- [Dataset records]
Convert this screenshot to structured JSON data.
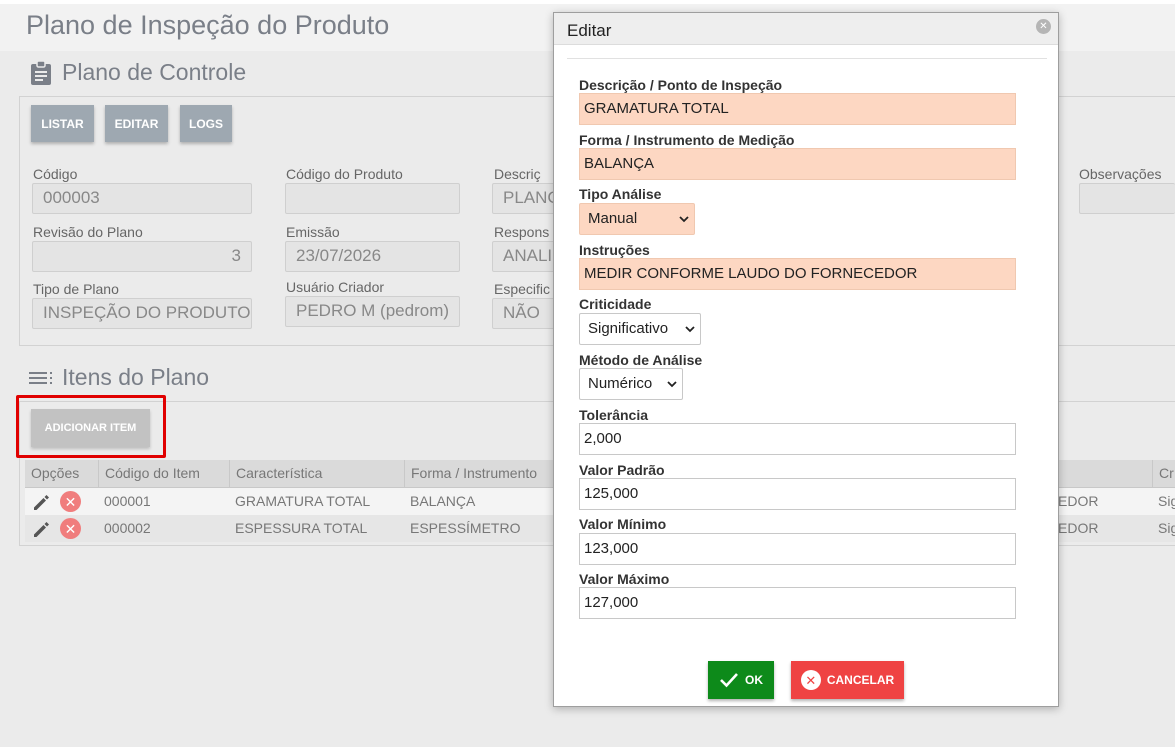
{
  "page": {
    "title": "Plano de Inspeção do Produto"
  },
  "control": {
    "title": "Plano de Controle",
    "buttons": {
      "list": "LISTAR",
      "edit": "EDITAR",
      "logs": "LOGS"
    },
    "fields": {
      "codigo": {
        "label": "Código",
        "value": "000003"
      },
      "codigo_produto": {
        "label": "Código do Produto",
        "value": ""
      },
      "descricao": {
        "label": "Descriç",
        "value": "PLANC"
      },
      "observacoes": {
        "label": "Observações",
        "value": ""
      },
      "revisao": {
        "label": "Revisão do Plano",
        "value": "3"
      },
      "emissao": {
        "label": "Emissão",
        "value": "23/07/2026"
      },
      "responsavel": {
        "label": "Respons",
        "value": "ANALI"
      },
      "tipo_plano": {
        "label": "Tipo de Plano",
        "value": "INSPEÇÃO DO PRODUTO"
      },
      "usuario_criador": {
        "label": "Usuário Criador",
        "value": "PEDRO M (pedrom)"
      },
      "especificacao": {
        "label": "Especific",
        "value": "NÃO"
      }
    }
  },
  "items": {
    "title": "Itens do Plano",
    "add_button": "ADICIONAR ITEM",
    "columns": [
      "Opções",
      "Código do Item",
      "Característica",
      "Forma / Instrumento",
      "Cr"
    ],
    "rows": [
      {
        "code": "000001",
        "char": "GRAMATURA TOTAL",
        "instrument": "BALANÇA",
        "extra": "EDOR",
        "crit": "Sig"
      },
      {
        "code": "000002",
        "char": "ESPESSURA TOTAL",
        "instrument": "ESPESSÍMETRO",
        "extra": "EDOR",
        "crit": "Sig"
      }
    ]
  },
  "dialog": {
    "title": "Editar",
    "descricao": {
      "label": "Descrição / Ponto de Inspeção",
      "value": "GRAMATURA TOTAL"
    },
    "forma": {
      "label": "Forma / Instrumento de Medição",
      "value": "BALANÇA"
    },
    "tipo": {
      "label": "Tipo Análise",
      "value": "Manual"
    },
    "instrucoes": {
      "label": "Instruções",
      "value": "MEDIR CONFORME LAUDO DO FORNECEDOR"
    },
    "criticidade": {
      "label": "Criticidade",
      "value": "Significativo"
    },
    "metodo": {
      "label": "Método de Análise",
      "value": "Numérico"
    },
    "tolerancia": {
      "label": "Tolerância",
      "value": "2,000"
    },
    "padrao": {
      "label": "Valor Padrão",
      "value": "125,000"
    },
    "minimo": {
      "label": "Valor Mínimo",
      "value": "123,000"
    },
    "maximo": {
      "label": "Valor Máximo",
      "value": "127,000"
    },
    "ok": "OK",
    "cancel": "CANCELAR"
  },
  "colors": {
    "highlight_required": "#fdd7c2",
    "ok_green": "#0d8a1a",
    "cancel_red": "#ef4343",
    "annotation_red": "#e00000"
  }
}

...

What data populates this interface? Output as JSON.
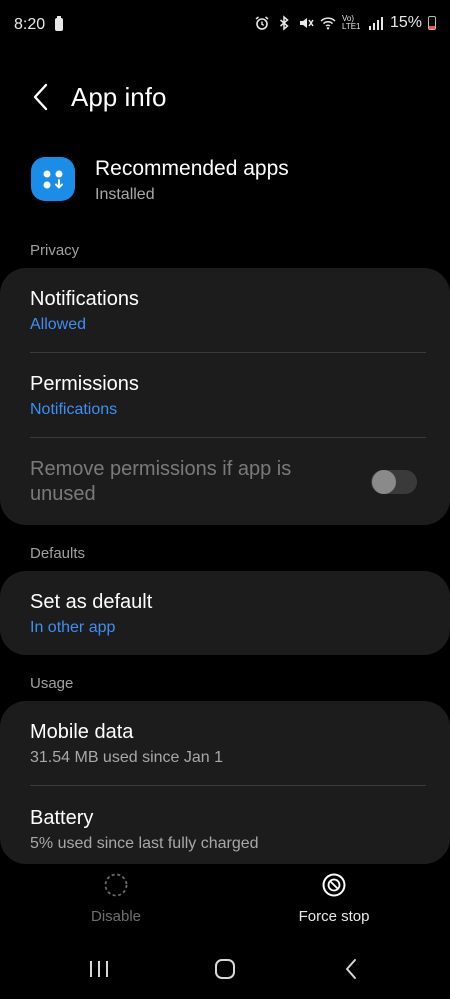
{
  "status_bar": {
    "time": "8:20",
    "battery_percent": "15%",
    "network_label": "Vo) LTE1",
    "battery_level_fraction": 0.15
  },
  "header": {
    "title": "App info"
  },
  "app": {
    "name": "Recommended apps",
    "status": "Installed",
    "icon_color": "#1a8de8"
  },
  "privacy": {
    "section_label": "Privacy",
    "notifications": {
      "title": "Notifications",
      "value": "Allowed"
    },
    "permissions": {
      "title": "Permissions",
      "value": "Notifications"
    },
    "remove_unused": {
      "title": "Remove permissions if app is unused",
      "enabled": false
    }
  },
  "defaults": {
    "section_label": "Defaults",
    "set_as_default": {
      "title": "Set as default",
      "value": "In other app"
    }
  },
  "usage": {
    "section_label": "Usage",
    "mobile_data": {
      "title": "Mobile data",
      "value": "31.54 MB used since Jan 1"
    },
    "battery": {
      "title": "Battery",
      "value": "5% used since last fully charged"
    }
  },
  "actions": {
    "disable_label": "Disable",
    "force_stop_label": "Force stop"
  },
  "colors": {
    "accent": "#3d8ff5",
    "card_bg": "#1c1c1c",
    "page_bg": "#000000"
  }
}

- [WRITTEN EXERCISE] Pick out each line above that includes "since" and show it.

- [REPLY]
      "value": "31.54 MB used since Jan 1"
      "value": "5% used since last fully charged"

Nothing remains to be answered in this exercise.